Figure data in JSON
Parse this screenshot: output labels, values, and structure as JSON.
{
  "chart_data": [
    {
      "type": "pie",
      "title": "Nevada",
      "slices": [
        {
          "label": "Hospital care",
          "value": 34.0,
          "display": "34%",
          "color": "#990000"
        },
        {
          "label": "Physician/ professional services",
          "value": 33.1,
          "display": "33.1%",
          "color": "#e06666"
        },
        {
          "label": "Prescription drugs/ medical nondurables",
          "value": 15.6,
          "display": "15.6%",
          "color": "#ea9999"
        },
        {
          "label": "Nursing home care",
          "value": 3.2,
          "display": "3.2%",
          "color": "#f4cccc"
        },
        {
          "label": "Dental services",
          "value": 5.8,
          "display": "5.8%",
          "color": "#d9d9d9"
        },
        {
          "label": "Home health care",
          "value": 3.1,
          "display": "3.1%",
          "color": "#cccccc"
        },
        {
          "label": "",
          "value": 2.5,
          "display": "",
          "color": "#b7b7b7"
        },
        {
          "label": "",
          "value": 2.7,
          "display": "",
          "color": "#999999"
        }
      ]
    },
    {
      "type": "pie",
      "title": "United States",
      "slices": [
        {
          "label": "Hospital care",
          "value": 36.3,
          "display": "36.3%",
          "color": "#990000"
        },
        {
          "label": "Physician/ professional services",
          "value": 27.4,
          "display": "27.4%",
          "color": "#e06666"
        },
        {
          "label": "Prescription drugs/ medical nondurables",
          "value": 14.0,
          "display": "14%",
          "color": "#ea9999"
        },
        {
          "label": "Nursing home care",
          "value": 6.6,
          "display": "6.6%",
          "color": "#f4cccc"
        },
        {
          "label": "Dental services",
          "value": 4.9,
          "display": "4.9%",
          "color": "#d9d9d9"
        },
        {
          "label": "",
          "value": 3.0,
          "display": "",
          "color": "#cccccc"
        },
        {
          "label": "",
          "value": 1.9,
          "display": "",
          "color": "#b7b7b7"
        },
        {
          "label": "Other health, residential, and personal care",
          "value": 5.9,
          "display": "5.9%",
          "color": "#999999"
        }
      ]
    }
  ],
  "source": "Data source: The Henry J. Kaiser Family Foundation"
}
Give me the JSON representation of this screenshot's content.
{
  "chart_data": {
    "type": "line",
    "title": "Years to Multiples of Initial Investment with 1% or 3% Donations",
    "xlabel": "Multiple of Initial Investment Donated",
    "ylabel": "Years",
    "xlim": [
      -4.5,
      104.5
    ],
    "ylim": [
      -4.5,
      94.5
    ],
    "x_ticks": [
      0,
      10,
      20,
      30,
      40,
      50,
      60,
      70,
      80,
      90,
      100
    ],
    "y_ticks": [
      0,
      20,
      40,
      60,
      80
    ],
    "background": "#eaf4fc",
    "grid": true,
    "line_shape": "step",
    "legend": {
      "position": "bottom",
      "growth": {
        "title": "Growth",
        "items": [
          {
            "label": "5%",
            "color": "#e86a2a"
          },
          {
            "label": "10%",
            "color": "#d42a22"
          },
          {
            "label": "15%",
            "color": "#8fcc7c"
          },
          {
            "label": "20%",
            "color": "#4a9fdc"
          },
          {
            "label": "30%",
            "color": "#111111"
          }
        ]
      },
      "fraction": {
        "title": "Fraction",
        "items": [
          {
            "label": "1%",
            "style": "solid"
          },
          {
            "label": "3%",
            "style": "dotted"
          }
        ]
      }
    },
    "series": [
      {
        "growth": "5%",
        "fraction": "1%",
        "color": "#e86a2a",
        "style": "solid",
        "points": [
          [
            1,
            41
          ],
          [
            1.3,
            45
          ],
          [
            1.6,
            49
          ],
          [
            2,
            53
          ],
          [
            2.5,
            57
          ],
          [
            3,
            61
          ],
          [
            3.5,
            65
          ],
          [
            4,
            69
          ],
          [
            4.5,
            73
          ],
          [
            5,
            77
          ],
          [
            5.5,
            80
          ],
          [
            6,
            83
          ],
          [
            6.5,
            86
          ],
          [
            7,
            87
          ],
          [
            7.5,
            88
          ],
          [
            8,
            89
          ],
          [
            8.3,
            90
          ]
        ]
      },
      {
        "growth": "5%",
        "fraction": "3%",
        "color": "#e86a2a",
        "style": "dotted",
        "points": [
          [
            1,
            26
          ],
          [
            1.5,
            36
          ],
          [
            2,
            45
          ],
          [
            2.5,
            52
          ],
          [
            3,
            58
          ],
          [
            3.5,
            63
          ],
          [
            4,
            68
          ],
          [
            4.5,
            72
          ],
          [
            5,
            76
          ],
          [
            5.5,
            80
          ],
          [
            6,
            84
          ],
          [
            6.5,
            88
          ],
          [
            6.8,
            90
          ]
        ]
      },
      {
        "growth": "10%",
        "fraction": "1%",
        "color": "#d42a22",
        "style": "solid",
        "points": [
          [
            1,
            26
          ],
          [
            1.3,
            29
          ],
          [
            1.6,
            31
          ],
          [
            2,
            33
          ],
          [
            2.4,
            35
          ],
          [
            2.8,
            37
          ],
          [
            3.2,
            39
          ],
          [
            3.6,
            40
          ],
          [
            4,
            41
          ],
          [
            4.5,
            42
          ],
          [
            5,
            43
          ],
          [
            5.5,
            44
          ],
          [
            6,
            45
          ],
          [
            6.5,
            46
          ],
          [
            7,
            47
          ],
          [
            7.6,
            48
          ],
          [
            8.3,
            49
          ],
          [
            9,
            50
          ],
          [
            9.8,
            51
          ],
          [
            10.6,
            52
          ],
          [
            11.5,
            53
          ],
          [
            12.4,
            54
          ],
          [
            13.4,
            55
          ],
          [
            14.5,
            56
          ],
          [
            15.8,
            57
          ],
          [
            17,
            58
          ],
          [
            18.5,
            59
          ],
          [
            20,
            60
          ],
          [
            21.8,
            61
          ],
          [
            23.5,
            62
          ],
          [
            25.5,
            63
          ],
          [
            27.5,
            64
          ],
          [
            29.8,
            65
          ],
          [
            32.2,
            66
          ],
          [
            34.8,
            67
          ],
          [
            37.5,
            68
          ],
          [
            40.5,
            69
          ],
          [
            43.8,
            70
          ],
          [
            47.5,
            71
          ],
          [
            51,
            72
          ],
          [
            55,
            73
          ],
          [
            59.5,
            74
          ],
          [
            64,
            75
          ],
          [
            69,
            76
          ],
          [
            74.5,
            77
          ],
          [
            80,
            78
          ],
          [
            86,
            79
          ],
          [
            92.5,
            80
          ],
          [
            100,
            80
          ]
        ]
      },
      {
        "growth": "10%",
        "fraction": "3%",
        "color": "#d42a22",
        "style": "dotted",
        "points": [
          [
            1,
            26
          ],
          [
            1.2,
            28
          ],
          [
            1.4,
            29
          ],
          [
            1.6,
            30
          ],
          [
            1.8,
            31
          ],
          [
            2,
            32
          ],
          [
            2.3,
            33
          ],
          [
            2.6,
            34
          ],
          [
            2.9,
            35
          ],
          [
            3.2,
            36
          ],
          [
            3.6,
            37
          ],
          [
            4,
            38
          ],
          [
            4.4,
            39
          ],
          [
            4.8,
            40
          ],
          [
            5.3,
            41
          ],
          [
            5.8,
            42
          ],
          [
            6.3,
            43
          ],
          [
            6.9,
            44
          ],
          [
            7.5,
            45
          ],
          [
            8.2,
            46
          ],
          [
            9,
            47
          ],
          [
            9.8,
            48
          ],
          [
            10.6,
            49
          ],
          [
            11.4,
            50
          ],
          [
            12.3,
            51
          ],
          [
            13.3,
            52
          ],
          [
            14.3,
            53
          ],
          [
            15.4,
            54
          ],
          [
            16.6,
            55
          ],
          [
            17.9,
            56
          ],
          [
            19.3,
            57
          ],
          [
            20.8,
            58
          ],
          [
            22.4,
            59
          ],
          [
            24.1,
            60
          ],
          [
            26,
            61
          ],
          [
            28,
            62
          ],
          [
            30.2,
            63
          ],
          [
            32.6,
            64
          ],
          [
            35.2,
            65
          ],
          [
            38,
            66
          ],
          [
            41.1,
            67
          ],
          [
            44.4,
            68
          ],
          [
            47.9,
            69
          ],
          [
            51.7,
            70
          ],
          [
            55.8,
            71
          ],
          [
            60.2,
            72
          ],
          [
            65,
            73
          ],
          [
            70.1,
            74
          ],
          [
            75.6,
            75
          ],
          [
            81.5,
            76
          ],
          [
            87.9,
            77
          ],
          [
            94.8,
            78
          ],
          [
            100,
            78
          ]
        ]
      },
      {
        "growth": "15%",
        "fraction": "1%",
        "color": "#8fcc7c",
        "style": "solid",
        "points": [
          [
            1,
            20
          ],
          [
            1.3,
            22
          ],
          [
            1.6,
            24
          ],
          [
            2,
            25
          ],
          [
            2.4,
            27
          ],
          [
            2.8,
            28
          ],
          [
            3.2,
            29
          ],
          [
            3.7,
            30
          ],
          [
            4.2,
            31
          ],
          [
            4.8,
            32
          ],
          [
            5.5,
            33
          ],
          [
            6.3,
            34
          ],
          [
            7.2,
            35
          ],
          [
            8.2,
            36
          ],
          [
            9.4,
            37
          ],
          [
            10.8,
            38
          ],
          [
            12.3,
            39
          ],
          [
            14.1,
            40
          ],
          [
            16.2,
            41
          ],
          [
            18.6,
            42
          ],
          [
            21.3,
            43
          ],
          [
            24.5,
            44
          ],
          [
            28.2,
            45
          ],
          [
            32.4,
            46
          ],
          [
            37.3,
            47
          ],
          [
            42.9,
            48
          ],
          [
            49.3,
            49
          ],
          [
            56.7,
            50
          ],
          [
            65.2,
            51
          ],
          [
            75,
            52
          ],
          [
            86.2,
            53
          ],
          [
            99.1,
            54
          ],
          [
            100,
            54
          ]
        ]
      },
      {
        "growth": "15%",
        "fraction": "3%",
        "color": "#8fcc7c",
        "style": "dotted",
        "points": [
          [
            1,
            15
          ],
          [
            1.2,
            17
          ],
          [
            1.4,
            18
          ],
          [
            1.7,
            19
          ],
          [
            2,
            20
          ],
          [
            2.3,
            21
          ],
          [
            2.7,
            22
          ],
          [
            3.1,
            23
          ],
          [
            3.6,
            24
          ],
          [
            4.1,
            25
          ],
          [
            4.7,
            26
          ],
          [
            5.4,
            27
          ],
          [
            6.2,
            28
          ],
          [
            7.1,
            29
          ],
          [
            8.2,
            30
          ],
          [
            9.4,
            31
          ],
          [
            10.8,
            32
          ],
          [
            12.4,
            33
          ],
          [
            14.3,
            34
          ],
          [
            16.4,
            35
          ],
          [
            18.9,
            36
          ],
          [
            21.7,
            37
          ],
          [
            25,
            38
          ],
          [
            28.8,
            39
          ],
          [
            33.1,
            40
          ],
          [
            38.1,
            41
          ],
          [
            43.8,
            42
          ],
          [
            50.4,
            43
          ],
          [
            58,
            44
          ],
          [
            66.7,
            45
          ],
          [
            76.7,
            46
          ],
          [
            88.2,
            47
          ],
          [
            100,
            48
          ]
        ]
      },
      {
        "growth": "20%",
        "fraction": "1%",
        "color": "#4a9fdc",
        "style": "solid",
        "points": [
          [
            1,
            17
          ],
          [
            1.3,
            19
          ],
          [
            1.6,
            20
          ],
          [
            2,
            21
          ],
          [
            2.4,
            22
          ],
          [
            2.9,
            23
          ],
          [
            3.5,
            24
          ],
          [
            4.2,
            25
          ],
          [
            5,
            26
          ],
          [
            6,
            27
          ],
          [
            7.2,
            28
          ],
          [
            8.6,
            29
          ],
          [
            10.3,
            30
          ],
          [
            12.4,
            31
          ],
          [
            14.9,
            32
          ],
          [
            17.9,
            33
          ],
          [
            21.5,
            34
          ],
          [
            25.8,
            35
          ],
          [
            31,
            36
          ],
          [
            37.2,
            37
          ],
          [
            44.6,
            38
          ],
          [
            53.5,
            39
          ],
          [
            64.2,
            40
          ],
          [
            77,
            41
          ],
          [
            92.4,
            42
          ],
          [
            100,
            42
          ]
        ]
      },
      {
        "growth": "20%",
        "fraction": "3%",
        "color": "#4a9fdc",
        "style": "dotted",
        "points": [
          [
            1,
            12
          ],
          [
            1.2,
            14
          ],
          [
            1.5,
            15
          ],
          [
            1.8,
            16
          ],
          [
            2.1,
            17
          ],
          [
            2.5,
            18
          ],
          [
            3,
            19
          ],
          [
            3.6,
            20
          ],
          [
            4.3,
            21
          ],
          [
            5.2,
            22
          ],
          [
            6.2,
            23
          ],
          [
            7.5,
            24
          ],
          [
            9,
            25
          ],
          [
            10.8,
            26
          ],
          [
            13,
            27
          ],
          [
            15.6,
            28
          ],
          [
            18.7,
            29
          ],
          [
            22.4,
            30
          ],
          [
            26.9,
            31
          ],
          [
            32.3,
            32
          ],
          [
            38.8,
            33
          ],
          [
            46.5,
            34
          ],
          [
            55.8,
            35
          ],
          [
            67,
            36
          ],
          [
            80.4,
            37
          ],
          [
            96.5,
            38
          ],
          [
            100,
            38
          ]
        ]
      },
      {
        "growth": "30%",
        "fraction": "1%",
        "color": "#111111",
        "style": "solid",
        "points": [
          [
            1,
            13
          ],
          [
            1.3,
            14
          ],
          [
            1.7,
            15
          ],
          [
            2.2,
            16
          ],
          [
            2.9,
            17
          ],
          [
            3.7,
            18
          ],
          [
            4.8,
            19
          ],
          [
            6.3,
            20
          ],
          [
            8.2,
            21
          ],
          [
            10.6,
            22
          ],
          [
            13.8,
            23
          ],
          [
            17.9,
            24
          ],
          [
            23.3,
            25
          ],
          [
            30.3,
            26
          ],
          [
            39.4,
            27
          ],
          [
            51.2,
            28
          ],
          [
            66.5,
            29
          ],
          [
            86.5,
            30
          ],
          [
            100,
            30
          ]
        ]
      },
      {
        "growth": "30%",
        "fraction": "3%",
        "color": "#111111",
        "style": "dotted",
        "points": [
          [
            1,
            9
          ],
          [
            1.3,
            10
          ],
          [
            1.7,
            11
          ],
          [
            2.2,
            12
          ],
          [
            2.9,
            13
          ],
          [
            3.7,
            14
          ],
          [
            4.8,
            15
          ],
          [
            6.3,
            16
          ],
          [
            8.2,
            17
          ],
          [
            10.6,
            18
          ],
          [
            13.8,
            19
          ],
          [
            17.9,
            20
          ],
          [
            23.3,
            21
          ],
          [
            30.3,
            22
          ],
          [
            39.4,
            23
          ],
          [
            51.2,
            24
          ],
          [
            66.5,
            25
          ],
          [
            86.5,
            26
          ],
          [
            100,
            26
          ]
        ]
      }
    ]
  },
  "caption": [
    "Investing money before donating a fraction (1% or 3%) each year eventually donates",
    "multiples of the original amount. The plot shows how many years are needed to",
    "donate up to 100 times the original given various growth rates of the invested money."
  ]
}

What needs to be done: Which lines contain the word "money"? Copy each one.

Full solution:
    "Investing money before donating a fraction (1% or 3%) each year eventually donates",
    "donate up to 100 times the original given various growth rates of the invested money."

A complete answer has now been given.